## Stored data entries:
— start —

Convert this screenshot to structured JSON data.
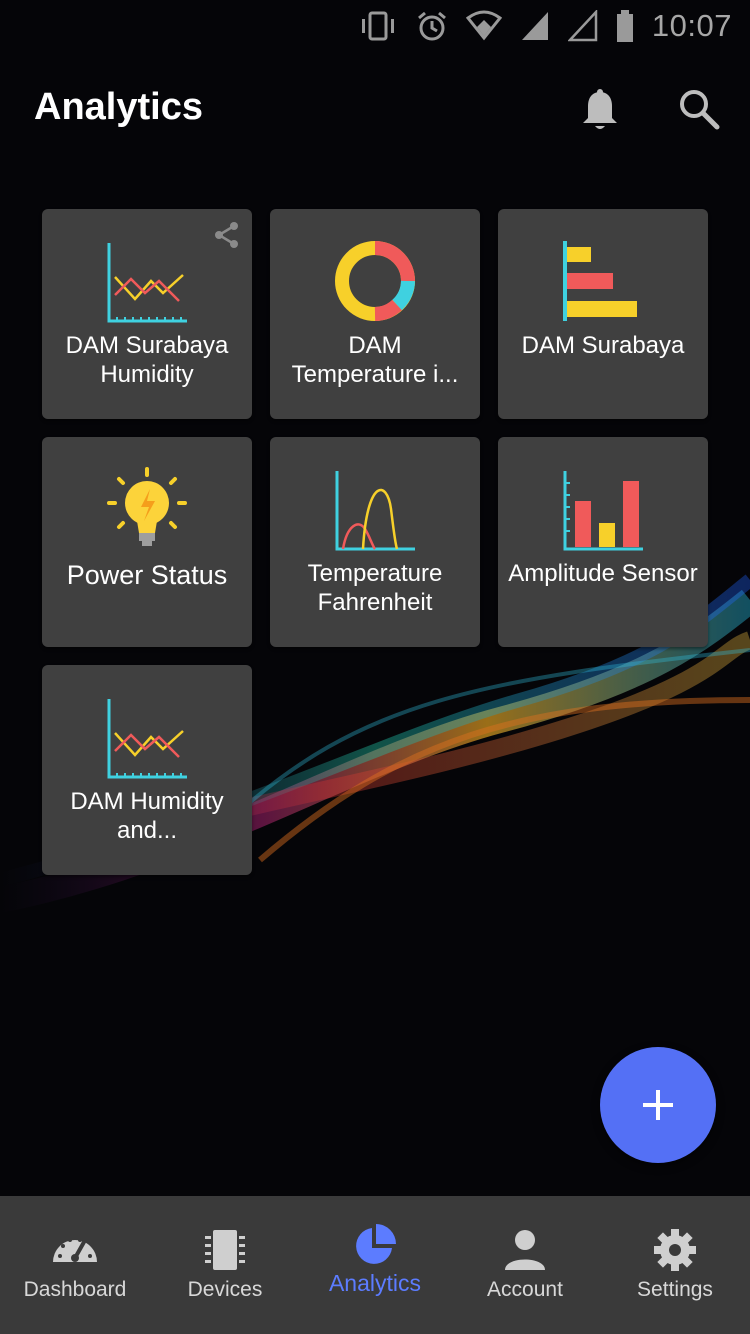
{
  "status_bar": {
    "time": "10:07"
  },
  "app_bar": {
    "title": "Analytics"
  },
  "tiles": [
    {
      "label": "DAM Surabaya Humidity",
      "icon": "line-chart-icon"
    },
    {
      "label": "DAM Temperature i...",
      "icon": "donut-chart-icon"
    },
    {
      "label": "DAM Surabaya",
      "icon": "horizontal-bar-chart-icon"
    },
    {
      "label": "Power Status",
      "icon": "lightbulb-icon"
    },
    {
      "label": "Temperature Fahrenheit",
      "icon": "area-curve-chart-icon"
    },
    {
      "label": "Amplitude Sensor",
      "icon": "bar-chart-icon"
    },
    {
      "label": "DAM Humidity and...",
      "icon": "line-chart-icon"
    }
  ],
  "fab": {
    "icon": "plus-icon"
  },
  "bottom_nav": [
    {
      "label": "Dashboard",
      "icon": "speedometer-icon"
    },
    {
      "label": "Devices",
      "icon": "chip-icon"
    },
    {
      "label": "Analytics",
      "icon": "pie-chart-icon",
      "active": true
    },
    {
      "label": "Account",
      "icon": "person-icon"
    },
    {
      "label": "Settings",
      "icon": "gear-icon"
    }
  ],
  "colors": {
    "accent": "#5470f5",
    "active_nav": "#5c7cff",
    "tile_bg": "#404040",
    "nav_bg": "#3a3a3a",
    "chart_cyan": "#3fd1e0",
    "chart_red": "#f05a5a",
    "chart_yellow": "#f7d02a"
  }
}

— end —

## Problem requirements:
Except for the pictures, print the data above exactly.

## Answer:
Convert this screenshot to structured JSON data.
{
  "status_bar": {
    "time": "10:07"
  },
  "app_bar": {
    "title": "Analytics"
  },
  "tiles": [
    {
      "label": "DAM Surabaya Humidity",
      "icon": "line-chart-icon"
    },
    {
      "label": "DAM Temperature i...",
      "icon": "donut-chart-icon"
    },
    {
      "label": "DAM Surabaya",
      "icon": "horizontal-bar-chart-icon"
    },
    {
      "label": "Power Status",
      "icon": "lightbulb-icon"
    },
    {
      "label": "Temperature Fahrenheit",
      "icon": "area-curve-chart-icon"
    },
    {
      "label": "Amplitude Sensor",
      "icon": "bar-chart-icon"
    },
    {
      "label": "DAM Humidity and...",
      "icon": "line-chart-icon"
    }
  ],
  "fab": {
    "icon": "plus-icon"
  },
  "bottom_nav": [
    {
      "label": "Dashboard",
      "icon": "speedometer-icon"
    },
    {
      "label": "Devices",
      "icon": "chip-icon"
    },
    {
      "label": "Analytics",
      "icon": "pie-chart-icon",
      "active": true
    },
    {
      "label": "Account",
      "icon": "person-icon"
    },
    {
      "label": "Settings",
      "icon": "gear-icon"
    }
  ],
  "colors": {
    "accent": "#5470f5",
    "active_nav": "#5c7cff",
    "tile_bg": "#404040",
    "nav_bg": "#3a3a3a",
    "chart_cyan": "#3fd1e0",
    "chart_red": "#f05a5a",
    "chart_yellow": "#f7d02a"
  }
}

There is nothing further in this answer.